• _SHORT EXERCISE A_
From the passage on addressing poverty in Canberra, reproduce word for word the span from "The parliamentary and governing agreement makes" up to and including "its root causes.".

• _PROVIDED TEXT_

───

The parliamentary and governing agreement makes many commitments that will help to address poverty in Canberra, including a plan to review and increase funding for the community sector to account for increased population, demand, complexity of community needs and costs of service delivery. Our initiatives reflect extensive consultation with community sector organisations delivering essential services to people experiencing poverty in our community. Those services see the impacts of poverty every day and understand its root causes.

Consultation has shaped our commitments in the parliamentary and governing agreement to increase emergency accommodation funding through OneLink; expand specialist homelessness service capacity; support the establishment of an Aboriginal and Torres Strait Islander-controlled community housing provider; deliver universal access to early learning for three-year-olds; ensure that ACT legislation can identify and effectively respond to modern-day slavery; amend the Residential Tenancies Act to end no-cause evictions; expand the number of properties that can access assistance under the affordable community housing land tax exemption pilot; and improve the extended care system for 18 to 21-year-olds in the out of home care system. I understand there are announcements to come about expanding bus services in the ACT, which will help deliver a more sustainable, less congested, more accessible Canberra.

───

[Records from a collection]
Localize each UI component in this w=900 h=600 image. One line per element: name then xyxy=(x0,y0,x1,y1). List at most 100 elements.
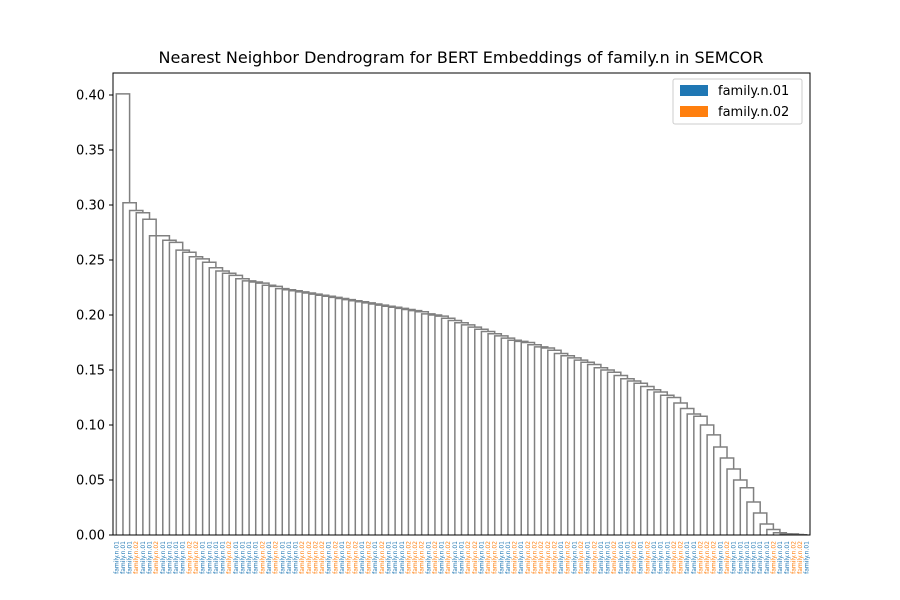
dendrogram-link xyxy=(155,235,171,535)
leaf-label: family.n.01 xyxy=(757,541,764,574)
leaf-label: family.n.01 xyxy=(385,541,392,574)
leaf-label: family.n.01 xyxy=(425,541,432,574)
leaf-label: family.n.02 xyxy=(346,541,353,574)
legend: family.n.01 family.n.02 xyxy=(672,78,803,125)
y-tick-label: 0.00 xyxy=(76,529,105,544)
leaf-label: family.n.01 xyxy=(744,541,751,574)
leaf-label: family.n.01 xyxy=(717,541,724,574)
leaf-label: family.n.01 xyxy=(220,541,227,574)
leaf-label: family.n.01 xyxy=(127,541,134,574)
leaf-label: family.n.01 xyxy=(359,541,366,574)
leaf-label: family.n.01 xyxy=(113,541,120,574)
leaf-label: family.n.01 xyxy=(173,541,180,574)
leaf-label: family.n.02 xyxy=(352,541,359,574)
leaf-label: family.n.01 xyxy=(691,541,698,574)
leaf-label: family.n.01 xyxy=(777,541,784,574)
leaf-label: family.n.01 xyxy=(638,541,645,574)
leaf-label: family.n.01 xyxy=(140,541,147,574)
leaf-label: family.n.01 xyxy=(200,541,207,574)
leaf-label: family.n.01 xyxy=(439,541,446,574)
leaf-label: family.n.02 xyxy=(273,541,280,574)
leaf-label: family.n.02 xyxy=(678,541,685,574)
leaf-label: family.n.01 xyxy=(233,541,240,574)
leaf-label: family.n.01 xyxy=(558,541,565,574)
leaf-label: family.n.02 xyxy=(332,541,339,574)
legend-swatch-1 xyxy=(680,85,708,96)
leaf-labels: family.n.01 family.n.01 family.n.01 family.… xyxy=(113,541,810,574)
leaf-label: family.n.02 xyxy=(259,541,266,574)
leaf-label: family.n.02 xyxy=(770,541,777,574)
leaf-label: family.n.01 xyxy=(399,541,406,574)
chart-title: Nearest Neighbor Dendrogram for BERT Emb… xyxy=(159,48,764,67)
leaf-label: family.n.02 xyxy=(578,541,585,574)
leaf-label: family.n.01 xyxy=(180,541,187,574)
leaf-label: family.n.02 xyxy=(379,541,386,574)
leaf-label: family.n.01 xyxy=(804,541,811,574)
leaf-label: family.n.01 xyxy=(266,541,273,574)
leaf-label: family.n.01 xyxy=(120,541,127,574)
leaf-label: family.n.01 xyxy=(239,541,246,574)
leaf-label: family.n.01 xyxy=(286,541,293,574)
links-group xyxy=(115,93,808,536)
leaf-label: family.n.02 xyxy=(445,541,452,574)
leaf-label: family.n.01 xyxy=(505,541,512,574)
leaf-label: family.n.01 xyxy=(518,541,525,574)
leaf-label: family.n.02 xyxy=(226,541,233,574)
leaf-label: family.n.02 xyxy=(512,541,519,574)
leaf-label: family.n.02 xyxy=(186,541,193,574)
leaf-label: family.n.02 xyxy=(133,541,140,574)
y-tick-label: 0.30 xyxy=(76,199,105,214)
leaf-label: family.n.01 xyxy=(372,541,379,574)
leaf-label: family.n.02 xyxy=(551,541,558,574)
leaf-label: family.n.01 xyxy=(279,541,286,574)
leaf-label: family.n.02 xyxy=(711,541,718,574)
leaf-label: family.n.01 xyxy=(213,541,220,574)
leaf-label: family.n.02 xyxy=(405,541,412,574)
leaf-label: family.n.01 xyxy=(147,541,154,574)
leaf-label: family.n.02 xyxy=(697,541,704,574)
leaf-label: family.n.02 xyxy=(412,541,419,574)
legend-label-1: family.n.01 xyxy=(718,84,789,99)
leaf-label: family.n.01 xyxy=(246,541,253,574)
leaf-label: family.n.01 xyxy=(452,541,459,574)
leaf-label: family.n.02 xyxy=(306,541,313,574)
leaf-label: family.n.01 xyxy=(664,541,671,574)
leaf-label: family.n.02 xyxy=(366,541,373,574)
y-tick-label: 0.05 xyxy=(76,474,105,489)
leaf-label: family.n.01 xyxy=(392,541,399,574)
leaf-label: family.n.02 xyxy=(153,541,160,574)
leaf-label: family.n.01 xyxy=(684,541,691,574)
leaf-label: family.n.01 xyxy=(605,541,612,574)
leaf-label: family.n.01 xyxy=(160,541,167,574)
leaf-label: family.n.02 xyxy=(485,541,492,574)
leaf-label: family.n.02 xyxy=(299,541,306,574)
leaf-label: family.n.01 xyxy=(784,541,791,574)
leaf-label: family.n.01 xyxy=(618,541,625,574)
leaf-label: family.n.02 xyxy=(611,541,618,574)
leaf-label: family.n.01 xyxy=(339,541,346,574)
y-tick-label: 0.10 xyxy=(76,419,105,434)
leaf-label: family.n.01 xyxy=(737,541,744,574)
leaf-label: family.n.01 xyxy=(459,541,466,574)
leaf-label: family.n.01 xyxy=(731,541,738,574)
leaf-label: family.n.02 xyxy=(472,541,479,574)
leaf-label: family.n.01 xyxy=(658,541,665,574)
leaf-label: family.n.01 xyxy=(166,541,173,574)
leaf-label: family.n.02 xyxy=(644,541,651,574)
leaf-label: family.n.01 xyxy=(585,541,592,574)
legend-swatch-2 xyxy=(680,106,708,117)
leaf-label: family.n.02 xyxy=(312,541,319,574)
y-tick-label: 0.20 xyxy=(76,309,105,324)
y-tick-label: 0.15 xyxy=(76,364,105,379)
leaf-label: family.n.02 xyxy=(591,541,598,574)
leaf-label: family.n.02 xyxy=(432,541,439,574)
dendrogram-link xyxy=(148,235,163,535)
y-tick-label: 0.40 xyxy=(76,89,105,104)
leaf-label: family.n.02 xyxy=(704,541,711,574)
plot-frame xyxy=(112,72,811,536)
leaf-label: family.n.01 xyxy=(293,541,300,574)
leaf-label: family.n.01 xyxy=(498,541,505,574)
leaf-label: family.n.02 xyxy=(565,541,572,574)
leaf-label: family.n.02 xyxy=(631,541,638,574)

───

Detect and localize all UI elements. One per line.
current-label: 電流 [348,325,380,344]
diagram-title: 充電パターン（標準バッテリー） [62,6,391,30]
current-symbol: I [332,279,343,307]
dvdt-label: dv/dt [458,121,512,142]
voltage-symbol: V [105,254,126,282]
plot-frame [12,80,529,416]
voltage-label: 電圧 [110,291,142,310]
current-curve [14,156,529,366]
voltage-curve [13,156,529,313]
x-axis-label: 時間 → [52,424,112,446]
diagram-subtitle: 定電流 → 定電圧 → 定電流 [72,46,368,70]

───

• _SHORT EXERCISE B_
In the records, write out verbatim the lines from the line with "Detect and localize" up to and including the line with "diagram-subtitle: 定電流 →".

• _ANSWER A_
The parliamentary and governing agreement makes many commitments that will help to address poverty in Canberra, including a plan to review and increase funding for the community sector to account for increased population, demand, complexity of community needs and costs of service delivery. Our initiatives reflect extensive consultation with community sector organisations delivering essential services to people experiencing poverty in our community. Those services see the impacts of poverty every day and understand its root causes.

• _ANSWER B_
Detect and localize all UI elements. One per line.
current-label: 電流 [348,325,380,344]
diagram-title: 充電パターン（標準バッテリー） [62,6,391,30]
current-symbol: I [332,279,343,307]
dvdt-label: dv/dt [458,121,512,142]
voltage-symbol: V [105,254,126,282]
plot-frame [12,80,529,416]
voltage-label: 電圧 [110,291,142,310]
current-curve [14,156,529,366]
voltage-curve [13,156,529,313]
x-axis-label: 時間 → [52,424,112,446]
diagram-subtitle: 定電流 → 定電圧 → 定電流 [72,46,368,70]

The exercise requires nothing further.